__What this task involves__.
Return all lines in the material below that contain "document".

__Records for the task__.
---

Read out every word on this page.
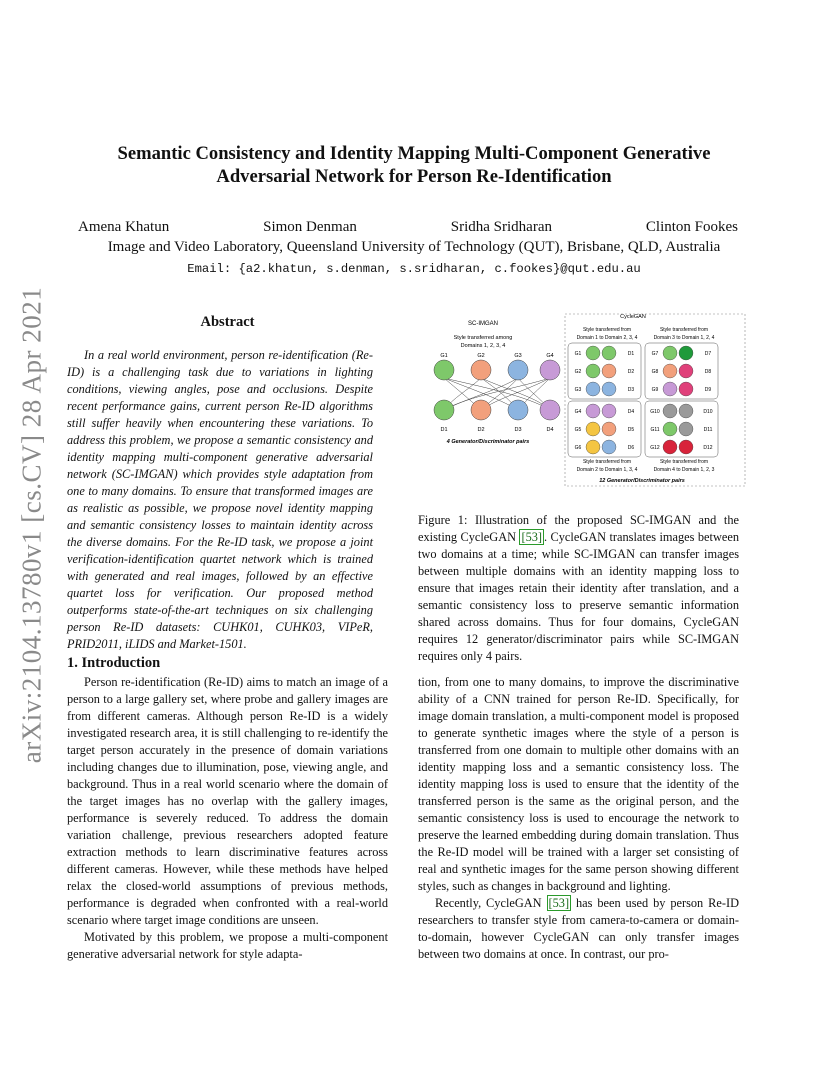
arXiv:2104.13780v1 [cs.CV] 28 Apr 2021
Semantic Consistency and Identity Mapping Multi-Component Generative
Adversarial Network for Person Re-Identification
Amena Khatun	Simon Denman	Sridha Sridharan	Clinton Fookes
Image and Video Laboratory, Queensland University of Technology (QUT), Brisbane, QLD, Australia
Email: {a2.khatun, s.denman, s.sridharan, c.fookes}@qut.edu.au
Abstract

In a real world environment, person re-identification (Re-ID) is a challenging task due to variations in lighting conditions, viewing angles, pose and occlusions. Despite recent performance gains, current person Re-ID algorithms still suffer heavily when encountering these variations. To address this problem, we propose a semantic consistency and identity mapping multi-component generative adversarial network (SC-IMGAN) which provides style adaptation from one to many domains. To ensure that transformed images are as realistic as possible, we propose novel identity mapping and semantic consistency losses to maintain identity across the diverse domains. For the Re-ID task, we propose a joint verification-identification quartet network which is trained with generated and real images, followed by an effective quartet loss for verification. Our proposed method outperforms state-of-the-art techniques on six challenging person Re-ID datasets: CUHK01, CUHK03, VIPeR, PRID2011, iLIDS and Market-1501.

1. Introduction

Person re-identification (Re-ID) aims to match an image of a person to a large gallery set, where probe and gallery images are from different cameras. Although person Re-ID is a widely investigated research area, it is still challenging to re-identify the target person accurately in the presence of domain variations including changes due to illumination, pose, viewing angle, and background. Thus in a real world scenario where the domain of the target images has no overlap with the gallery images, performance is severely reduced. To address the domain variation challenge, previous researchers adopted feature extraction methods to learn discriminative features across different cameras. However, while these methods have helped relax the closed-world assumptions of previous methods, performance is degraded when confronted with a real-world scenario where target image conditions are unseen.

Motivated by this problem, we propose a multi-component generative adversarial network for style adapta-

SC-IMGAN
Style transferred among
Domains 1, 2, 3, 4
G1	G2	G3	G4
D1	D2	D3	D4
4 Generator/Discriminator pairs
CycleGAN
Style transferred from
Domain 1 to Domain 2, 3, 4
Style transferred from
Domain 3 to Domain 1, 2, 4
G1	D1
G2	D2
G3	D3
G7	D7
G8	D8
G9	D9
G4	D4
G5	D5
G6	D6
G10	D10
G11	D11
G12	D12
Style transferred from
Domain 2 to Domain 1, 3, 4
Style transferred from
Domain 4 to Domain 1, 2, 3
12 Generator/Discriminator pairs
Figure 1: Illustration of the proposed SC-IMGAN and the existing CycleGAN [53] . CycleGAN translates images between two domains at a time; while SC-IMGAN can transfer images between multiple domains with an identity mapping loss to ensure that images retain their identity after translation, and a semantic consistency loss to preserve semantic information shared across domains. Thus for four domains, CycleGAN requires 12 generator/discriminator pairs while SC-IMGAN requires only 4 pairs.

tion, from one to many domains, to improve the discriminative ability of a CNN trained for person Re-ID. Specifically, for image domain translation, a multi-component model is proposed to generate synthetic images where the style of a person is transferred from one domain to multiple other domains with an identity mapping loss and a semantic consistency loss. The identity mapping loss is used to ensure that the identity of the transferred person is the same as the original person, and the semantic consistency loss is used to encourage the network to preserve the learned embedding during domain translation. Thus the Re-ID model will be trained with a larger set consisting of real and synthetic images for the same person showing different styles, such as changes in background and lighting.

Recently, CycleGAN [53] has been used by person Re-ID researchers to transfer style from camera-to-camera or domain-to-domain, however CycleGAN can only transfer images between two domains at once. In contrast, our pro-
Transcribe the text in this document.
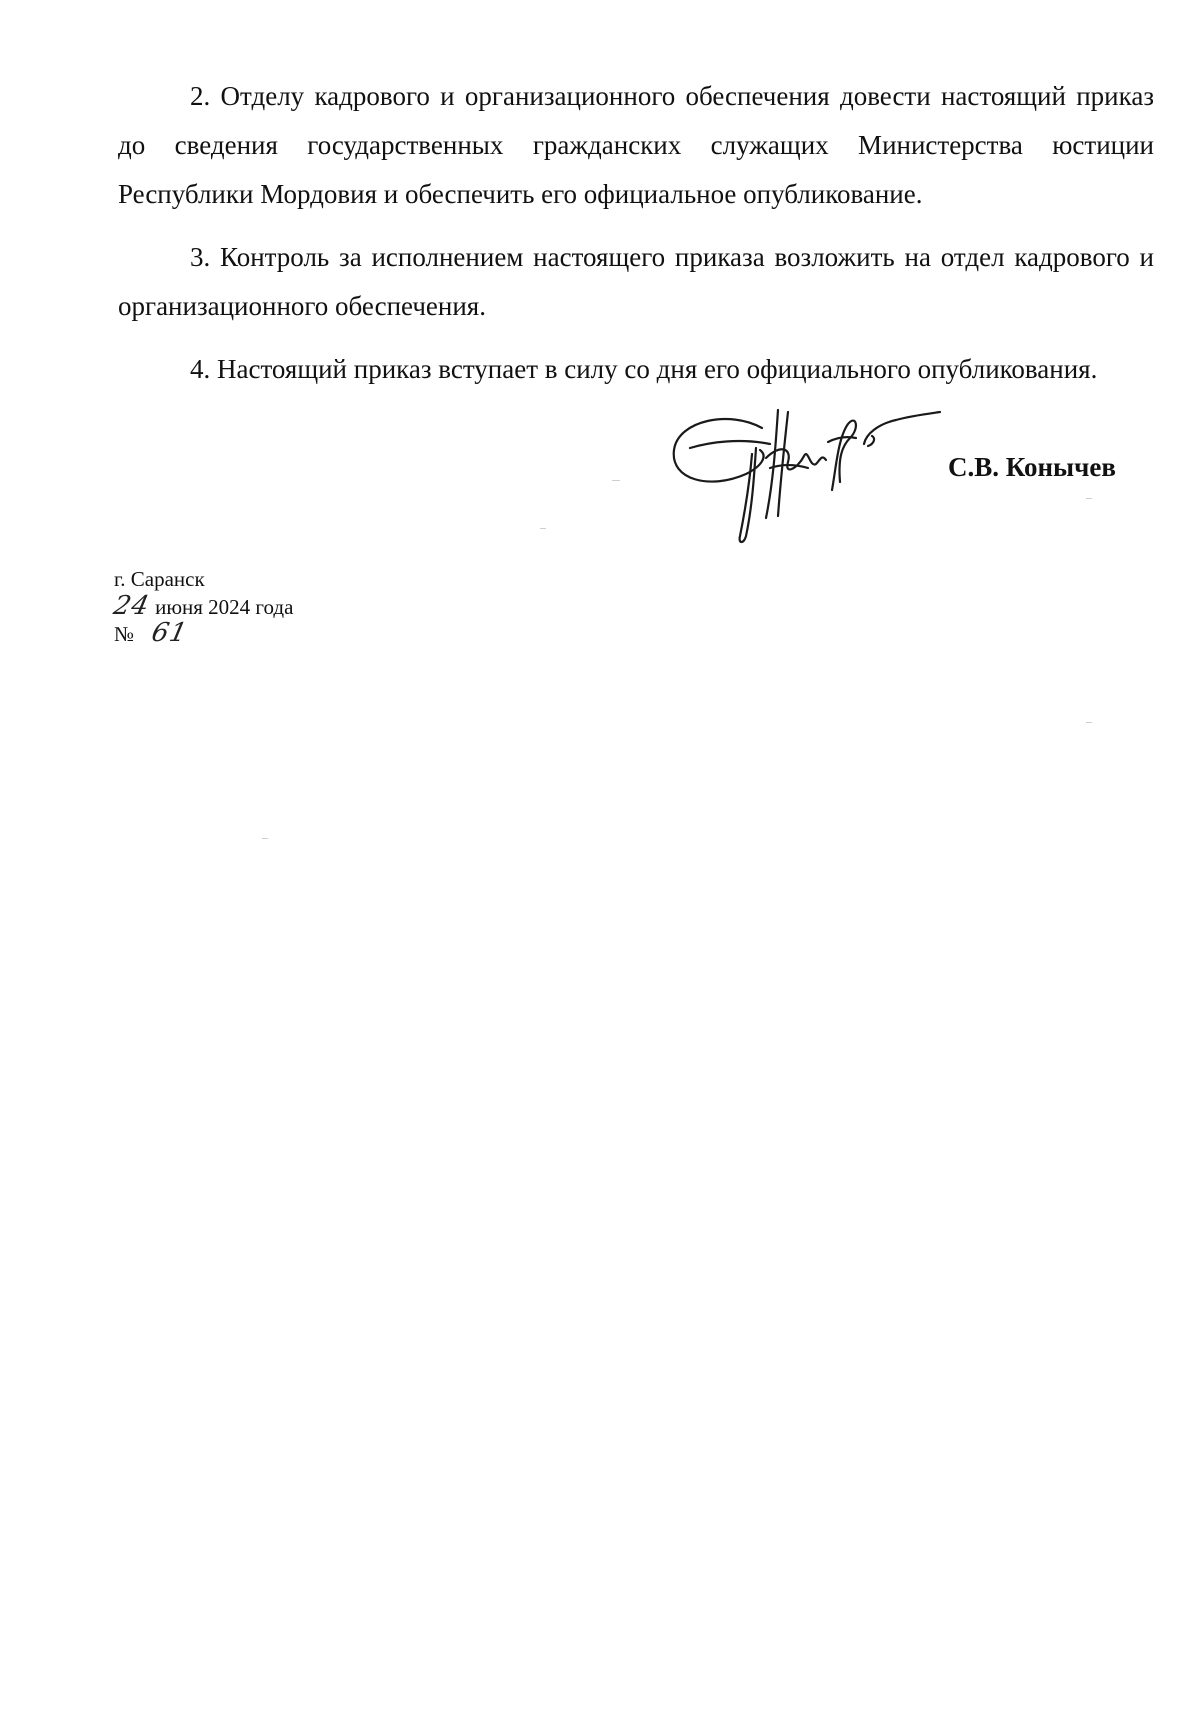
2. Отделу кадрового и организационного обеспечения довести настоящий приказ до сведения государственных гражданских служащих Министерства юстиции Республики Мордовия и обеспечить его официальное опубликование.

3. Контроль за исполнением настоящего приказа возложить на отдел кадрового и организационного обеспечения.

4. Настоящий приказ вступает в силу со дня его официального опубликования.

С.В. Конычев
г. Саранск
24 июня 2024 года
№ 61
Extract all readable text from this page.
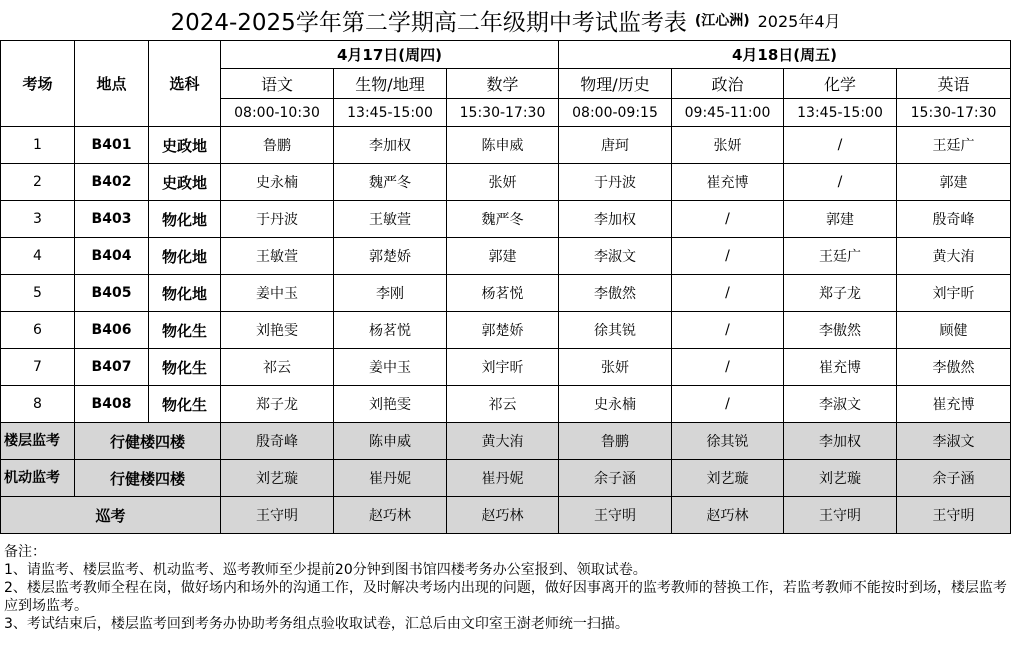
2024-2025学年第二学期高二年级期中考试监考表 (江心洲) 2025年4月
考场	地点	选科	4月17日(周四)			4月18日(周五)			
			语文	生物/地理	数学	物理/历史	政治	化学	英语
			08:00-10:30	13:45-15:00	15:30-17:30	08:00-09:15	09:45-11:00	13:45-15:00	15:30-17:30
1	B401	史政地	鲁鹏	李加权	陈申威	唐珂	张妍	/	王廷广
2	B402	史政地	史永楠	魏严冬	张妍	于丹波	崔充博	/	郭建
3	B403	物化地	于丹波	王敏萱	魏严冬	李加权	/	郭建	殷奇峰
4	B404	物化地	王敏萱	郭楚娇	郭建	李淑文	/	王廷广	黄大洧
5	B405	物化地	姜中玉	李刚	杨茗悦	李傲然	/	郑子龙	刘宇昕
6	B406	物化生	刘艳雯	杨茗悦	郭楚娇	徐其锐	/	李傲然	顾健
7	B407	物化生	祁云	姜中玉	刘宇昕	张妍	/	崔充博	李傲然
8	B408	物化生	郑子龙	刘艳雯	祁云	史永楠	/	李淑文	崔充博
楼层监考	行健楼四楼		殷奇峰	陈申威	黄大洧	鲁鹏	徐其锐	李加权	李淑文
机动监考	行健楼四楼		刘艺璇	崔丹妮	崔丹妮	余子涵	刘艺璇	刘艺璇	余子涵
巡考			王守明	赵巧林	赵巧林	王守明	赵巧林	王守明	王守明
备注：
1、请监考、楼层监考、机动监考、巡考教师至少提前20分钟到图书馆四楼考务办公室报到、领取试卷。
2、楼层监考教师全程在岗，做好场内和场外的沟通工作，及时解决考场内出现的问题，做好因事离开的监考教师的替换工作，若监考教师不能按时到场，楼层监考应到场监考。
3、考试结束后，楼层监考回到考务办协助考务组点验收取试卷，汇总后由文印室王澍老师统一扫描。
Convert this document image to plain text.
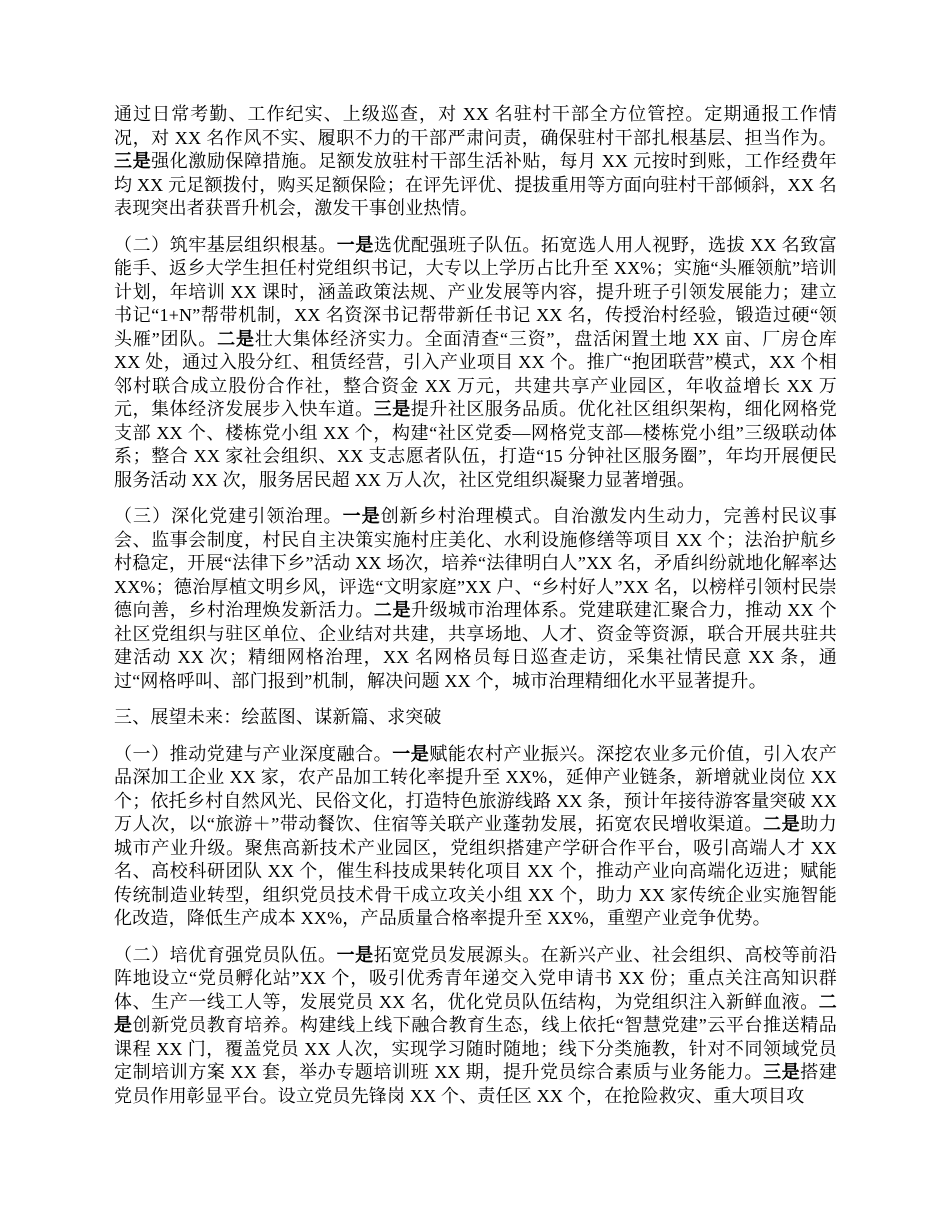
通过日常考勤、工作纪实、上级巡查，对 XX 名驻村干部全方位管控。定期通报工作情况，对 XX 名作风不实、履职不力的干部严肃问责，确保驻村干部扎根基层、担当作为。三是强化激励保障措施。足额发放驻村干部生活补贴，每月 XX 元按时到账，工作经费年均 XX 元足额拨付，购买足额保险；在评先评优、提拔重用等方面向驻村干部倾斜，XX 名表现突出者获晋升机会，激发干事创业热情。

（二）筑牢基层组织根基。一是选优配强班子队伍。拓宽选人用人视野，选拔 XX 名致富能手、返乡大学生担任村党组织书记，大专以上学历占比升至 XX%；实施“头雁领航”培训计划，年培训 XX 课时，涵盖政策法规、产业发展等内容，提升班子引领发展能力；建立书记“1+N”帮带机制，XX 名资深书记帮带新任书记 XX 名，传授治村经验，锻造过硬“领头雁”团队。二是壮大集体经济实力。全面清查“三资”，盘活闲置土地 XX 亩、厂房仓库 XX 处，通过入股分红、租赁经营，引入产业项目 XX 个。推广“抱团联营”模式，XX 个相邻村联合成立股份合作社，整合资金 XX 万元，共建共享产业园区，年收益增长 XX 万元，集体经济发展步入快车道。三是提升社区服务品质。优化社区组织架构，细化网格党支部 XX 个、楼栋党小组 XX 个，构建“社区党委—网格党支部—楼栋党小组”三级联动体系；整合 XX 家社会组织、XX 支志愿者队伍，打造“15 分钟社区服务圈”，年均开展便民服务活动 XX 次，服务居民超 XX 万人次，社区党组织凝聚力显著增强。

（三）深化党建引领治理。一是创新乡村治理模式。自治激发内生动力，完善村民议事会、监事会制度，村民自主决策实施村庄美化、水利设施修缮等项目 XX 个；法治护航乡村稳定，开展“法律下乡”活动 XX 场次，培养“法律明白人”XX 名，矛盾纠纷就地化解率达 XX%；德治厚植文明乡风，评选“文明家庭”XX 户、“乡村好人”XX 名，以榜样引领村民崇德向善，乡村治理焕发新活力。二是升级城市治理体系。党建联建汇聚合力，推动 XX 个社区党组织与驻区单位、企业结对共建，共享场地、人才、资金等资源，联合开展共驻共建活动 XX 次；精细网格治理，XX 名网格员每日巡查走访，采集社情民意 XX 条，通过“网格呼叫、部门报到”机制，解决问题 XX 个，城市治理精细化水平显著提升。

三、展望未来：绘蓝图、谋新篇、求突破

（一）推动党建与产业深度融合。一是赋能农村产业振兴。深挖农业多元价值，引入农产品深加工企业 XX 家，农产品加工转化率提升至 XX%，延伸产业链条，新增就业岗位 XX 个；依托乡村自然风光、民俗文化，打造特色旅游线路 XX 条，预计年接待游客量突破 XX 万人次，以“旅游＋”带动餐饮、住宿等关联产业蓬勃发展，拓宽农民增收渠道。二是助力城市产业升级。聚焦高新技术产业园区，党组织搭建产学研合作平台，吸引高端人才 XX 名、高校科研团队 XX 个，催生科技成果转化项目 XX 个，推动产业向高端化迈进；赋能传统制造业转型，组织党员技术骨干成立攻关小组 XX 个，助力 XX 家传统企业实施智能化改造，降低生产成本 XX%，产品质量合格率提升至 XX%，重塑产业竞争优势。

（二）培优育强党员队伍。一是拓宽党员发展源头。在新兴产业、社会组织、高校等前沿阵地设立“党员孵化站”XX 个，吸引优秀青年递交入党申请书 XX 份；重点关注高知识群体、生产一线工人等，发展党员 XX 名，优化党员队伍结构，为党组织注入新鲜血液。二是创新党员教育培养。构建线上线下融合教育生态，线上依托“智慧党建”云平台推送精品课程 XX 门，覆盖党员 XX 人次，实现学习随时随地；线下分类施教，针对不同领域党员定制培训方案 XX 套，举办专题培训班 XX 期，提升党员综合素质与业务能力。三是搭建党员作用彰显平台。设立党员先锋岗 XX 个、责任区 XX 个，在抢险救灾、重大项目攻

---

__Worked answer__.
Transcribe the text in this document.
Convert this document image to plain text.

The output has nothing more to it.